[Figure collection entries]

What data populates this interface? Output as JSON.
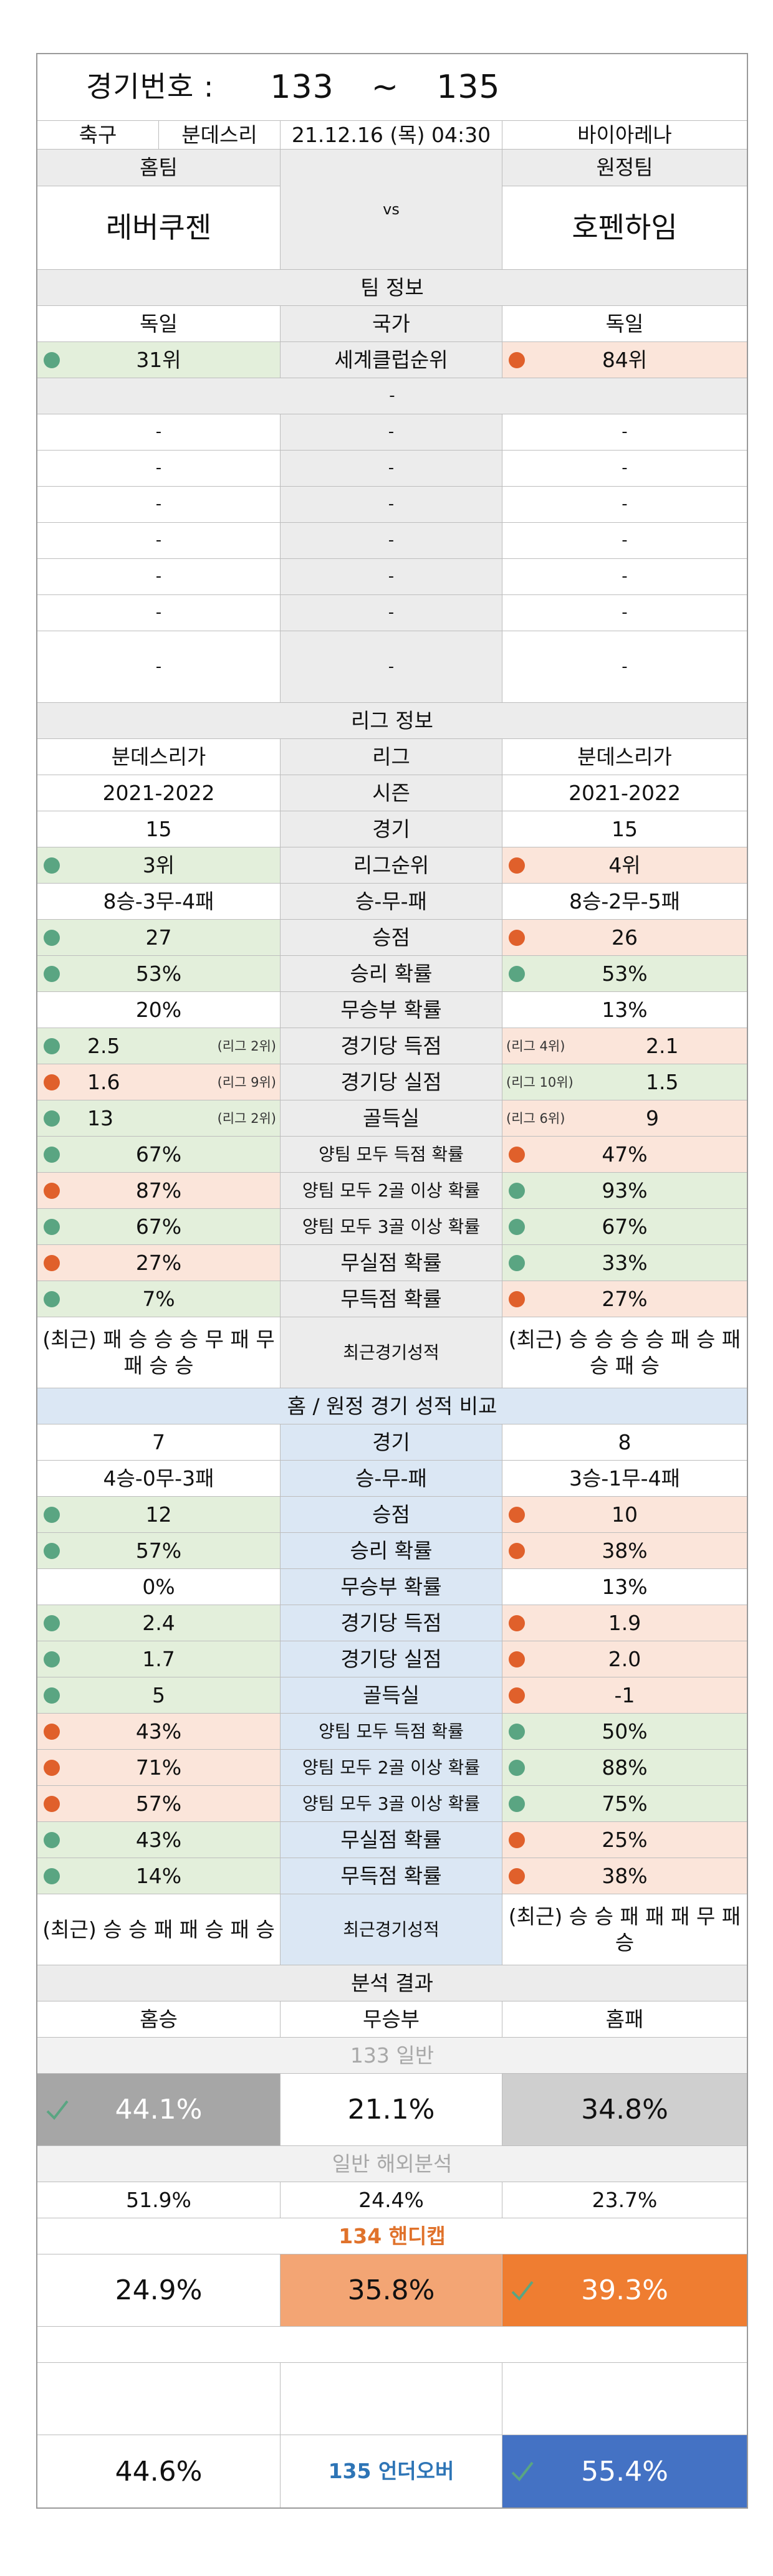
{
  "header": {
    "label": "경기번호 :",
    "from": "133",
    "tilde": "~",
    "to": "135"
  },
  "match": {
    "sport": "축구",
    "league": "분데스리",
    "datetime": "21.12.16 (목) 04:30",
    "venue": "바이아레나"
  },
  "teams": {
    "home_label": "홈팀",
    "away_label": "원정팀",
    "home": "레버쿠젠",
    "away": "호펜하임",
    "vs": "vs"
  },
  "team_info": {
    "title": "팀 정보",
    "country_label": "국가",
    "home_country": "독일",
    "away_country": "독일",
    "rank_label": "세계클럽순위",
    "home_rank": "31위",
    "away_rank": "84위",
    "empty_header": "-",
    "empty_rows": [
      [
        "-",
        "-",
        "-"
      ],
      [
        "-",
        "-",
        "-"
      ],
      [
        "-",
        "-",
        "-"
      ],
      [
        "-",
        "-",
        "-"
      ],
      [
        "-",
        "-",
        "-"
      ],
      [
        "-",
        "-",
        "-"
      ],
      [
        "-",
        "-",
        "-"
      ]
    ]
  },
  "league_info": {
    "title": "리그 정보",
    "rows": [
      {
        "label": "리그",
        "home": "분데스리가",
        "away": "분데스리가",
        "hc": "",
        "ac": ""
      },
      {
        "label": "시즌",
        "home": "2021-2022",
        "away": "2021-2022",
        "hc": "",
        "ac": ""
      },
      {
        "label": "경기",
        "home": "15",
        "away": "15",
        "hc": "",
        "ac": ""
      },
      {
        "label": "리그순위",
        "home": "3위",
        "away": "4위",
        "hc": "g",
        "ac": "o"
      },
      {
        "label": "승-무-패",
        "home": "8승-3무-4패",
        "away": "8승-2무-5패",
        "hc": "",
        "ac": ""
      },
      {
        "label": "승점",
        "home": "27",
        "away": "26",
        "hc": "g",
        "ac": "o"
      },
      {
        "label": "승리 확률",
        "home": "53%",
        "away": "53%",
        "hc": "g",
        "ac": "g"
      },
      {
        "label": "무승부 확률",
        "home": "20%",
        "away": "13%",
        "hc": "",
        "ac": ""
      },
      {
        "label": "경기당 득점",
        "home": "2.5",
        "away": "2.1",
        "hc": "g",
        "ac": "o",
        "htag": "(리그 2위)",
        "atag": "(리그 4위)"
      },
      {
        "label": "경기당 실점",
        "home": "1.6",
        "away": "1.5",
        "hc": "o",
        "ac": "g",
        "htag": "(리그 9위)",
        "atag": "(리그 10위)"
      },
      {
        "label": "골득실",
        "home": "13",
        "away": "9",
        "hc": "g",
        "ac": "o",
        "htag": "(리그 2위)",
        "atag": "(리그 6위)"
      },
      {
        "label": "양팀 모두 득점 확률",
        "home": "67%",
        "away": "47%",
        "hc": "g",
        "ac": "o"
      },
      {
        "label": "양팀 모두 2골 이상 확률",
        "home": "87%",
        "away": "93%",
        "hc": "o",
        "ac": "g"
      },
      {
        "label": "양팀 모두 3골 이상 확률",
        "home": "67%",
        "away": "67%",
        "hc": "g",
        "ac": "g"
      },
      {
        "label": "무실점 확률",
        "home": "27%",
        "away": "33%",
        "hc": "o",
        "ac": "g"
      },
      {
        "label": "무득점 확률",
        "home": "7%",
        "away": "27%",
        "hc": "g",
        "ac": "o"
      }
    ],
    "recent_label": "최근경기성적",
    "home_recent": "(최근) 패 승 승 승 무 패 무 패 승 승",
    "away_recent": "(최근) 승 승 승 승 패 승 패 승 패 승"
  },
  "homeaway": {
    "title": "홈 / 원정 경기 성적 비교",
    "rows": [
      {
        "label": "경기",
        "home": "7",
        "away": "8",
        "hc": "",
        "ac": ""
      },
      {
        "label": "승-무-패",
        "home": "4승-0무-3패",
        "away": "3승-1무-4패",
        "hc": "",
        "ac": ""
      },
      {
        "label": "승점",
        "home": "12",
        "away": "10",
        "hc": "g",
        "ac": "o"
      },
      {
        "label": "승리 확률",
        "home": "57%",
        "away": "38%",
        "hc": "g",
        "ac": "o"
      },
      {
        "label": "무승부 확률",
        "home": "0%",
        "away": "13%",
        "hc": "",
        "ac": ""
      },
      {
        "label": "경기당 득점",
        "home": "2.4",
        "away": "1.9",
        "hc": "g",
        "ac": "o"
      },
      {
        "label": "경기당 실점",
        "home": "1.7",
        "away": "2.0",
        "hc": "g",
        "ac": "o"
      },
      {
        "label": "골득실",
        "home": "5",
        "away": "-1",
        "hc": "g",
        "ac": "o"
      },
      {
        "label": "양팀 모두 득점 확률",
        "home": "43%",
        "away": "50%",
        "hc": "o",
        "ac": "g"
      },
      {
        "label": "양팀 모두 2골 이상 확률",
        "home": "71%",
        "away": "88%",
        "hc": "o",
        "ac": "g"
      },
      {
        "label": "양팀 모두 3골 이상 확률",
        "home": "57%",
        "away": "75%",
        "hc": "o",
        "ac": "g"
      },
      {
        "label": "무실점 확률",
        "home": "43%",
        "away": "25%",
        "hc": "g",
        "ac": "o"
      },
      {
        "label": "무득점 확률",
        "home": "14%",
        "away": "38%",
        "hc": "g",
        "ac": "o"
      }
    ],
    "recent_label": "최근경기성적",
    "home_recent": "(최근) 승 승 패 패 승 패 승",
    "away_recent": "(최근) 승 승 패 패 패 무 패 승"
  },
  "analysis": {
    "title": "분석 결과",
    "home_win": "홈승",
    "draw": "무승부",
    "home_loss": "홈패",
    "general_title": "133 일반",
    "general": [
      "44.1%",
      "21.1%",
      "34.8%"
    ],
    "overseas_title": "일반 해외분석",
    "overseas": [
      "51.9%",
      "24.4%",
      "23.7%"
    ],
    "handicap_title": "134 핸디캡",
    "handicap": [
      "24.9%",
      "35.8%",
      "39.3%"
    ],
    "underover_title": "135 언더오버",
    "underover": [
      "44.6%",
      "55.4%"
    ]
  },
  "colors": {
    "green_dot": "#5aa582",
    "orange_dot": "#e0602b",
    "gray_pick": "#a6a6a6",
    "orange_pick": "#ef7d31",
    "light_orange": "#f3a574",
    "blue_pick": "#4472c4",
    "check": "#5aa582"
  }
}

◆ **What you need to do**
Copy every record above exactly, leaving out any pictures.

◆ **Finished answer**
What data populates this interface? Output as JSON.
{
  "header": {
    "label": "경기번호 :",
    "from": "133",
    "tilde": "~",
    "to": "135"
  },
  "match": {
    "sport": "축구",
    "league": "분데스리",
    "datetime": "21.12.16 (목) 04:30",
    "venue": "바이아레나"
  },
  "teams": {
    "home_label": "홈팀",
    "away_label": "원정팀",
    "home": "레버쿠젠",
    "away": "호펜하임",
    "vs": "vs"
  },
  "team_info": {
    "title": "팀 정보",
    "country_label": "국가",
    "home_country": "독일",
    "away_country": "독일",
    "rank_label": "세계클럽순위",
    "home_rank": "31위",
    "away_rank": "84위",
    "empty_header": "-",
    "empty_rows": [
      [
        "-",
        "-",
        "-"
      ],
      [
        "-",
        "-",
        "-"
      ],
      [
        "-",
        "-",
        "-"
      ],
      [
        "-",
        "-",
        "-"
      ],
      [
        "-",
        "-",
        "-"
      ],
      [
        "-",
        "-",
        "-"
      ],
      [
        "-",
        "-",
        "-"
      ]
    ]
  },
  "league_info": {
    "title": "리그 정보",
    "rows": [
      {
        "label": "리그",
        "home": "분데스리가",
        "away": "분데스리가",
        "hc": "",
        "ac": ""
      },
      {
        "label": "시즌",
        "home": "2021-2022",
        "away": "2021-2022",
        "hc": "",
        "ac": ""
      },
      {
        "label": "경기",
        "home": "15",
        "away": "15",
        "hc": "",
        "ac": ""
      },
      {
        "label": "리그순위",
        "home": "3위",
        "away": "4위",
        "hc": "g",
        "ac": "o"
      },
      {
        "label": "승-무-패",
        "home": "8승-3무-4패",
        "away": "8승-2무-5패",
        "hc": "",
        "ac": ""
      },
      {
        "label": "승점",
        "home": "27",
        "away": "26",
        "hc": "g",
        "ac": "o"
      },
      {
        "label": "승리 확률",
        "home": "53%",
        "away": "53%",
        "hc": "g",
        "ac": "g"
      },
      {
        "label": "무승부 확률",
        "home": "20%",
        "away": "13%",
        "hc": "",
        "ac": ""
      },
      {
        "label": "경기당 득점",
        "home": "2.5",
        "away": "2.1",
        "hc": "g",
        "ac": "o",
        "htag": "(리그 2위)",
        "atag": "(리그 4위)"
      },
      {
        "label": "경기당 실점",
        "home": "1.6",
        "away": "1.5",
        "hc": "o",
        "ac": "g",
        "htag": "(리그 9위)",
        "atag": "(리그 10위)"
      },
      {
        "label": "골득실",
        "home": "13",
        "away": "9",
        "hc": "g",
        "ac": "o",
        "htag": "(리그 2위)",
        "atag": "(리그 6위)"
      },
      {
        "label": "양팀 모두 득점 확률",
        "home": "67%",
        "away": "47%",
        "hc": "g",
        "ac": "o"
      },
      {
        "label": "양팀 모두 2골 이상 확률",
        "home": "87%",
        "away": "93%",
        "hc": "o",
        "ac": "g"
      },
      {
        "label": "양팀 모두 3골 이상 확률",
        "home": "67%",
        "away": "67%",
        "hc": "g",
        "ac": "g"
      },
      {
        "label": "무실점 확률",
        "home": "27%",
        "away": "33%",
        "hc": "o",
        "ac": "g"
      },
      {
        "label": "무득점 확률",
        "home": "7%",
        "away": "27%",
        "hc": "g",
        "ac": "o"
      }
    ],
    "recent_label": "최근경기성적",
    "home_recent": "(최근) 패 승 승 승 무 패 무 패 승 승",
    "away_recent": "(최근) 승 승 승 승 패 승 패 승 패 승"
  },
  "homeaway": {
    "title": "홈 / 원정 경기 성적 비교",
    "rows": [
      {
        "label": "경기",
        "home": "7",
        "away": "8",
        "hc": "",
        "ac": ""
      },
      {
        "label": "승-무-패",
        "home": "4승-0무-3패",
        "away": "3승-1무-4패",
        "hc": "",
        "ac": ""
      },
      {
        "label": "승점",
        "home": "12",
        "away": "10",
        "hc": "g",
        "ac": "o"
      },
      {
        "label": "승리 확률",
        "home": "57%",
        "away": "38%",
        "hc": "g",
        "ac": "o"
      },
      {
        "label": "무승부 확률",
        "home": "0%",
        "away": "13%",
        "hc": "",
        "ac": ""
      },
      {
        "label": "경기당 득점",
        "home": "2.4",
        "away": "1.9",
        "hc": "g",
        "ac": "o"
      },
      {
        "label": "경기당 실점",
        "home": "1.7",
        "away": "2.0",
        "hc": "g",
        "ac": "o"
      },
      {
        "label": "골득실",
        "home": "5",
        "away": "-1",
        "hc": "g",
        "ac": "o"
      },
      {
        "label": "양팀 모두 득점 확률",
        "home": "43%",
        "away": "50%",
        "hc": "o",
        "ac": "g"
      },
      {
        "label": "양팀 모두 2골 이상 확률",
        "home": "71%",
        "away": "88%",
        "hc": "o",
        "ac": "g"
      },
      {
        "label": "양팀 모두 3골 이상 확률",
        "home": "57%",
        "away": "75%",
        "hc": "o",
        "ac": "g"
      },
      {
        "label": "무실점 확률",
        "home": "43%",
        "away": "25%",
        "hc": "g",
        "ac": "o"
      },
      {
        "label": "무득점 확률",
        "home": "14%",
        "away": "38%",
        "hc": "g",
        "ac": "o"
      }
    ],
    "recent_label": "최근경기성적",
    "home_recent": "(최근) 승 승 패 패 승 패 승",
    "away_recent": "(최근) 승 승 패 패 패 무 패 승"
  },
  "analysis": {
    "title": "분석 결과",
    "home_win": "홈승",
    "draw": "무승부",
    "home_loss": "홈패",
    "general_title": "133 일반",
    "general": [
      "44.1%",
      "21.1%",
      "34.8%"
    ],
    "overseas_title": "일반 해외분석",
    "overseas": [
      "51.9%",
      "24.4%",
      "23.7%"
    ],
    "handicap_title": "134 핸디캡",
    "handicap": [
      "24.9%",
      "35.8%",
      "39.3%"
    ],
    "underover_title": "135 언더오버",
    "underover": [
      "44.6%",
      "55.4%"
    ]
  },
  "colors": {
    "green_dot": "#5aa582",
    "orange_dot": "#e0602b",
    "gray_pick": "#a6a6a6",
    "orange_pick": "#ef7d31",
    "light_orange": "#f3a574",
    "blue_pick": "#4472c4",
    "check": "#5aa582"
  }
}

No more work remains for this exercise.